Exercise task: Reproduce all the lines below exactly and omit the images.

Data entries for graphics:

+++++

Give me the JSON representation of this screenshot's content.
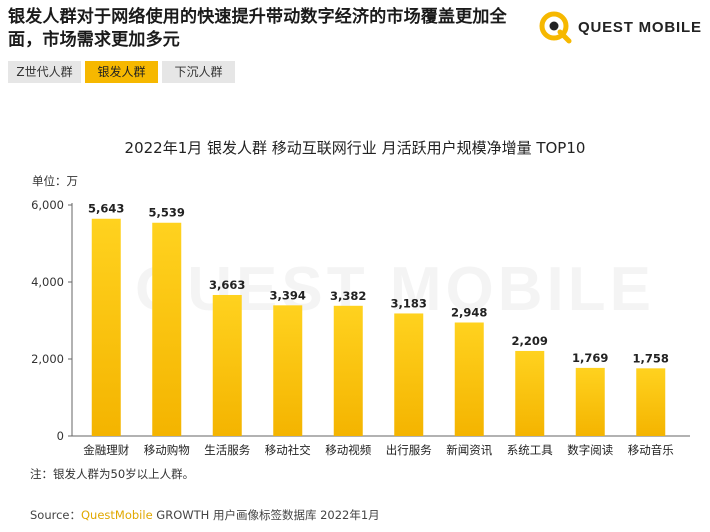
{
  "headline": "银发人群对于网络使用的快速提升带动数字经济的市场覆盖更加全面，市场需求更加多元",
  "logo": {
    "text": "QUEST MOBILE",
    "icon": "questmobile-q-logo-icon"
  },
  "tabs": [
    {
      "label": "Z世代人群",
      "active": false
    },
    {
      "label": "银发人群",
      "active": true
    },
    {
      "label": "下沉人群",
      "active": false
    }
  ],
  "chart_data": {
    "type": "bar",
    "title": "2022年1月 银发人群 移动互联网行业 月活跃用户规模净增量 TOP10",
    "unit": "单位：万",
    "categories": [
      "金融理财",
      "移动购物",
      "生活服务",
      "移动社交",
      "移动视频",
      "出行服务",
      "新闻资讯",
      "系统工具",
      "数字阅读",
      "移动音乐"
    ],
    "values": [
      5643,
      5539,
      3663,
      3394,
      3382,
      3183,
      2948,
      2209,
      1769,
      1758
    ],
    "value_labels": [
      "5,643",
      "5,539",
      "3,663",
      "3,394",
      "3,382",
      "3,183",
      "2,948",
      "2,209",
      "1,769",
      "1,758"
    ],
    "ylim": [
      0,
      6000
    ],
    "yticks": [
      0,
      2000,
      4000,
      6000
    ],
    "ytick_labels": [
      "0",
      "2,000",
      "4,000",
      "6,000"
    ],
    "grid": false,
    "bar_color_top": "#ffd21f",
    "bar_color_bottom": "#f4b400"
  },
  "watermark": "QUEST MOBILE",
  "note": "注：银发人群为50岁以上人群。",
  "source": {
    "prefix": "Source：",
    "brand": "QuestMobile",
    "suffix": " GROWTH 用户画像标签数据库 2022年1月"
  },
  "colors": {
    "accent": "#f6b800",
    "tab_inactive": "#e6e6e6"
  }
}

+++++

Answer to the problem:
Give me the JSON representation of this screenshot's content.
{
  "headline": "银发人群对于网络使用的快速提升带动数字经济的市场覆盖更加全面，市场需求更加多元",
  "logo": {
    "text": "QUEST MOBILE",
    "icon": "questmobile-q-logo-icon"
  },
  "tabs": [
    {
      "label": "Z世代人群",
      "active": false
    },
    {
      "label": "银发人群",
      "active": true
    },
    {
      "label": "下沉人群",
      "active": false
    }
  ],
  "chart_data": {
    "type": "bar",
    "title": "2022年1月 银发人群 移动互联网行业 月活跃用户规模净增量 TOP10",
    "unit": "单位：万",
    "categories": [
      "金融理财",
      "移动购物",
      "生活服务",
      "移动社交",
      "移动视频",
      "出行服务",
      "新闻资讯",
      "系统工具",
      "数字阅读",
      "移动音乐"
    ],
    "values": [
      5643,
      5539,
      3663,
      3394,
      3382,
      3183,
      2948,
      2209,
      1769,
      1758
    ],
    "value_labels": [
      "5,643",
      "5,539",
      "3,663",
      "3,394",
      "3,382",
      "3,183",
      "2,948",
      "2,209",
      "1,769",
      "1,758"
    ],
    "ylim": [
      0,
      6000
    ],
    "yticks": [
      0,
      2000,
      4000,
      6000
    ],
    "ytick_labels": [
      "0",
      "2,000",
      "4,000",
      "6,000"
    ],
    "grid": false,
    "bar_color_top": "#ffd21f",
    "bar_color_bottom": "#f4b400"
  },
  "watermark": "QUEST MOBILE",
  "note": "注：银发人群为50岁以上人群。",
  "source": {
    "prefix": "Source：",
    "brand": "QuestMobile",
    "suffix": " GROWTH 用户画像标签数据库 2022年1月"
  },
  "colors": {
    "accent": "#f6b800",
    "tab_inactive": "#e6e6e6"
  }
}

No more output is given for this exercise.